Figure dataset records:
** Begin **
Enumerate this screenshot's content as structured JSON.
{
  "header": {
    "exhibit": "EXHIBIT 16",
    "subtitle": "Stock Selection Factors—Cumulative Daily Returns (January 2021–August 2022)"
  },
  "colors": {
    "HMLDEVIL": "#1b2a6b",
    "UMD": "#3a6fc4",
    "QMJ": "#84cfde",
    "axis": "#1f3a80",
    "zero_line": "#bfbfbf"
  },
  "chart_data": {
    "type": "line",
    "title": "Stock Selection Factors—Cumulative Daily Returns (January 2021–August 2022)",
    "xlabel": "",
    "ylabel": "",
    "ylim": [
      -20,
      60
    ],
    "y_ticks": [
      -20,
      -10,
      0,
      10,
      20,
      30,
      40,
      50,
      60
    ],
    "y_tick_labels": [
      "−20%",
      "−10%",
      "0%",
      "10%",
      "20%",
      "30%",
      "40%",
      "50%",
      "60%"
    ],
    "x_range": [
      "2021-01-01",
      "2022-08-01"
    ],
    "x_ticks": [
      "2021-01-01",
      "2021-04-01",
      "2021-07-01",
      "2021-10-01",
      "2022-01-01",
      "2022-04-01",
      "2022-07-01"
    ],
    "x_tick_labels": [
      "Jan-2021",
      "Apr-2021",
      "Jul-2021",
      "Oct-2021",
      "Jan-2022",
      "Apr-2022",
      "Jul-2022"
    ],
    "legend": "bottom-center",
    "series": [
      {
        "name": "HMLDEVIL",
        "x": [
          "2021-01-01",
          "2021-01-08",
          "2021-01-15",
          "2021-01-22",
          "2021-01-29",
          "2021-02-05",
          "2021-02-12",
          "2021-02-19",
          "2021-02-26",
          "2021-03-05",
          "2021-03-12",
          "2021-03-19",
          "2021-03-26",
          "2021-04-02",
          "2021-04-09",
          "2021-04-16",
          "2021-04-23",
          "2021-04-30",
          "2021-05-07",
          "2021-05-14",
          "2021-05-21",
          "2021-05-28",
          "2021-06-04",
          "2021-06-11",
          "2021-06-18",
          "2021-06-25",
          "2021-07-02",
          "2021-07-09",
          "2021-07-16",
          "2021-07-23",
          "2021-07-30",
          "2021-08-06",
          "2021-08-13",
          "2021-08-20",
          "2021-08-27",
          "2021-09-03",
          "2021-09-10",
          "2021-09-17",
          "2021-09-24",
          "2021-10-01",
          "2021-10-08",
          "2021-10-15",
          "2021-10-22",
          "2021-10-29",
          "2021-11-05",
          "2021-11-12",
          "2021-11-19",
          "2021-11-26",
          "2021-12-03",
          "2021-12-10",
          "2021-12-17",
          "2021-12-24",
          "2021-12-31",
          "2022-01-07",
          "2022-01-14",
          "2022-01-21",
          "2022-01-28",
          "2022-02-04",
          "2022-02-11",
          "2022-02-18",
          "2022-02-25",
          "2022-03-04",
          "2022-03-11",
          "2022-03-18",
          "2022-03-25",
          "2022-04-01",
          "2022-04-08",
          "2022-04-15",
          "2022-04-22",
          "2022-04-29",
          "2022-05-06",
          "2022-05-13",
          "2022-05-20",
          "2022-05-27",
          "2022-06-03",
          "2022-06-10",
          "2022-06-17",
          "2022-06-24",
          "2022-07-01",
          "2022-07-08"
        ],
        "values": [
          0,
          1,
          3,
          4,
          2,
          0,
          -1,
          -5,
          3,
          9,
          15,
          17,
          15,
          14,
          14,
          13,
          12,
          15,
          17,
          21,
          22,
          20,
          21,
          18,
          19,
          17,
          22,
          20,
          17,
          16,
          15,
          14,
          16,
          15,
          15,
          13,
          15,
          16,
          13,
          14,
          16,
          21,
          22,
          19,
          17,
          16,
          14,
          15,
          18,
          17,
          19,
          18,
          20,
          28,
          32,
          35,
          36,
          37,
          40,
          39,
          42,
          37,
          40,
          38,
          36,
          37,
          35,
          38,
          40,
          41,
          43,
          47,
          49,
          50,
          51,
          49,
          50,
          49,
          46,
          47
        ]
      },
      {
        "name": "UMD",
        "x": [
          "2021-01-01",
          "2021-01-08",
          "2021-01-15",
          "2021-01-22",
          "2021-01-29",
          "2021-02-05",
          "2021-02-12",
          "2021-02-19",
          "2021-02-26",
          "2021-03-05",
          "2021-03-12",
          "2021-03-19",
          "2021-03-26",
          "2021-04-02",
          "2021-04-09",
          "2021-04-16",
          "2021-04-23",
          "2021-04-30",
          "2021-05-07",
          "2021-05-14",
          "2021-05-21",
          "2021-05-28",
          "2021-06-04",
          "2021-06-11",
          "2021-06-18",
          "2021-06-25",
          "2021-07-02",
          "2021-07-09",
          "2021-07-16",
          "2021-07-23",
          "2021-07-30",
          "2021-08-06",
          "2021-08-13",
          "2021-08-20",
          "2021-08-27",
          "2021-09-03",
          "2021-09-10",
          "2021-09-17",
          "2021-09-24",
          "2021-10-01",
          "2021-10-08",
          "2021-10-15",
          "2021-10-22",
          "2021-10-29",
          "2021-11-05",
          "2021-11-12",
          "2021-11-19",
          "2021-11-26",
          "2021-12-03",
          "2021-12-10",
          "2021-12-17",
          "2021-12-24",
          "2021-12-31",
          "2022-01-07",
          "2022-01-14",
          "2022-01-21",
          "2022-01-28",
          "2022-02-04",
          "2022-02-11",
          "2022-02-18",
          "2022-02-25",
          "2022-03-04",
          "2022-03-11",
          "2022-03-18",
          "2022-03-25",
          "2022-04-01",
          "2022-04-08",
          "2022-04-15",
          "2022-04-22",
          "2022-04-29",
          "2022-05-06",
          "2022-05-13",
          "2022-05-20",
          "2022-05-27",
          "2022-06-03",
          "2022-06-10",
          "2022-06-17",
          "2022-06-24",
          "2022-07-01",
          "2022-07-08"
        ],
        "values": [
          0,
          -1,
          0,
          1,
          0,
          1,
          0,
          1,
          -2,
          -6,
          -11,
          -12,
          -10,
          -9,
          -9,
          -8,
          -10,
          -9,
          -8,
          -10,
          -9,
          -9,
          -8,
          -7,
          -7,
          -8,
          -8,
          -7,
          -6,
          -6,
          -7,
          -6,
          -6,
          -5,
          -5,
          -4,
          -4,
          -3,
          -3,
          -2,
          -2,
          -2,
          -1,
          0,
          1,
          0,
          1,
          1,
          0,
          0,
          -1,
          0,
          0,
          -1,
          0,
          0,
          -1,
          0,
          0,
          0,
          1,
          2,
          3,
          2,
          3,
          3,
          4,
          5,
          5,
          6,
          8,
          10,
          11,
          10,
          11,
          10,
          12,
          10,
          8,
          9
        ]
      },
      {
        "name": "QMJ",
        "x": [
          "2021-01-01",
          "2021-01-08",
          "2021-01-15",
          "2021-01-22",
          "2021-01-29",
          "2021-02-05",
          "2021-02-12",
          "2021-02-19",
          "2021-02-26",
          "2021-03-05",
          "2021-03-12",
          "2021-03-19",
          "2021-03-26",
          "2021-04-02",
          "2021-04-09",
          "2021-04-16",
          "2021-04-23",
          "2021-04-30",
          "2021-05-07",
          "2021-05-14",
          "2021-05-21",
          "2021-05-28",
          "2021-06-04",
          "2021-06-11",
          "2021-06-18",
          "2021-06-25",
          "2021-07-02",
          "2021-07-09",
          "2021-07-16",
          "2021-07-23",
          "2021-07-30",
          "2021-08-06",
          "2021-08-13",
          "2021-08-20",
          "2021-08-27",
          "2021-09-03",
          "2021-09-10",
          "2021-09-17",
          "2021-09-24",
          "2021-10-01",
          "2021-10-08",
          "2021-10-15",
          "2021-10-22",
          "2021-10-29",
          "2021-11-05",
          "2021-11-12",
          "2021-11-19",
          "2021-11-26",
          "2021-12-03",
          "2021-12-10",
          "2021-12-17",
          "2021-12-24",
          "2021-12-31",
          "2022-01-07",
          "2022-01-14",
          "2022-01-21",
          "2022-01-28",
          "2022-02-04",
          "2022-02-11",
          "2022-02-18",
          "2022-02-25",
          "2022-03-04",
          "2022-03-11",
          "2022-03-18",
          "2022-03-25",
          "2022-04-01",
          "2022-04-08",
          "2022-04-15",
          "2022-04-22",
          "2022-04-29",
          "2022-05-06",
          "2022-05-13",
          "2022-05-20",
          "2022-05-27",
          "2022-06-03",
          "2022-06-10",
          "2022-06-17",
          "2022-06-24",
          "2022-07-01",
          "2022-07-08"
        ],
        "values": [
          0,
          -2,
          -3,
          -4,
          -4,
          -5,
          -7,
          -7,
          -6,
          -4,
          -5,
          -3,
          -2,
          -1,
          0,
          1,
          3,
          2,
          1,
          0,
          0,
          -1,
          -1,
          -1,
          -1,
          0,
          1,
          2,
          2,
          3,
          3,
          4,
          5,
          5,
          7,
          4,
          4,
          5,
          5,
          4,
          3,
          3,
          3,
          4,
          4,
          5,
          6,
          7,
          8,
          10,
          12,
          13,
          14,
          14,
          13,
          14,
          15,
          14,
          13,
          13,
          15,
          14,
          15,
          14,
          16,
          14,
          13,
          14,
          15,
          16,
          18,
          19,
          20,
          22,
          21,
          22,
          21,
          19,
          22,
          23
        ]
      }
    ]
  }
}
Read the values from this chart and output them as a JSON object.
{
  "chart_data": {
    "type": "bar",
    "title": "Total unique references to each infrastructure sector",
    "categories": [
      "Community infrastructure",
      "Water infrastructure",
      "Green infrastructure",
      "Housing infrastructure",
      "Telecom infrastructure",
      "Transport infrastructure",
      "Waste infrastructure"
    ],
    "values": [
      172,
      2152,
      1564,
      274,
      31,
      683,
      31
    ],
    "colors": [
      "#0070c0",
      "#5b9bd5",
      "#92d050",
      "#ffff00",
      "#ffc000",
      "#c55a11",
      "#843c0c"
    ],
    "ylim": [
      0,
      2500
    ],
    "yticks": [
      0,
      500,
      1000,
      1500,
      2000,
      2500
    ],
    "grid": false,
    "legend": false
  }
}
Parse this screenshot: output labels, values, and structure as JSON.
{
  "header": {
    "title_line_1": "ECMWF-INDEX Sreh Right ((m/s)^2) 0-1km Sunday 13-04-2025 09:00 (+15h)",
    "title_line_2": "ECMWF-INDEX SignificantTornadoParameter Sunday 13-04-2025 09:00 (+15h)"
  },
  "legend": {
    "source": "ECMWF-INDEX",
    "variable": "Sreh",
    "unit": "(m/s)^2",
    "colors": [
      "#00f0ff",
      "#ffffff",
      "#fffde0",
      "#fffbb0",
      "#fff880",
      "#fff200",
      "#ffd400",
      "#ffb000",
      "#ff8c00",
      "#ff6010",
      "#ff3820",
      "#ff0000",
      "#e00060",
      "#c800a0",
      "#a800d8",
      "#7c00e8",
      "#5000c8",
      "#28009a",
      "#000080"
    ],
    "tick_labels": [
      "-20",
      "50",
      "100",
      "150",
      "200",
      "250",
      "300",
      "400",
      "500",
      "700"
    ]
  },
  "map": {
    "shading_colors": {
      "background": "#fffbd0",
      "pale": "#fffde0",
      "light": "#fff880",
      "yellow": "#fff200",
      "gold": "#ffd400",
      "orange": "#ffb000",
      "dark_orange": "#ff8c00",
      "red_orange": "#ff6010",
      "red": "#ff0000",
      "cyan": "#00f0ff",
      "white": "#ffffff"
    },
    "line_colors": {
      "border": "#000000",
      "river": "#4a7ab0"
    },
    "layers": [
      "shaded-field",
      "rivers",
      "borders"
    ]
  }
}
** End **
What to do -
Starting from the line with "Parse this screenshot: output" and ending with the final line of the data, quote every line exactly, both ends included.

Reply -
Parse this screenshot: output labels, values, and structure as JSON.
{
  "header": {
    "title_line_1": "ECMWF-INDEX Sreh Right ((m/s)^2) 0-1km Sunday 13-04-2025 09:00 (+15h)",
    "title_line_2": "ECMWF-INDEX SignificantTornadoParameter Sunday 13-04-2025 09:00 (+15h)"
  },
  "legend": {
    "source": "ECMWF-INDEX",
    "variable": "Sreh",
    "unit": "(m/s)^2",
    "colors": [
      "#00f0ff",
      "#ffffff",
      "#fffde0",
      "#fffbb0",
      "#fff880",
      "#fff200",
      "#ffd400",
      "#ffb000",
      "#ff8c00",
      "#ff6010",
      "#ff3820",
      "#ff0000",
      "#e00060",
      "#c800a0",
      "#a800d8",
      "#7c00e8",
      "#5000c8",
      "#28009a",
      "#000080"
    ],
    "tick_labels": [
      "-20",
      "50",
      "100",
      "150",
      "200",
      "250",
      "300",
      "400",
      "500",
      "700"
    ]
  },
  "map": {
    "shading_colors": {
      "background": "#fffbd0",
      "pale": "#fffde0",
      "light": "#fff880",
      "yellow": "#fff200",
      "gold": "#ffd400",
      "orange": "#ffb000",
      "dark_orange": "#ff8c00",
      "red_orange": "#ff6010",
      "red": "#ff0000",
      "cyan": "#00f0ff",
      "white": "#ffffff"
    },
    "line_colors": {
      "border": "#000000",
      "river": "#4a7ab0"
    },
    "layers": [
      "shaded-field",
      "rivers",
      "borders"
    ]
  }
}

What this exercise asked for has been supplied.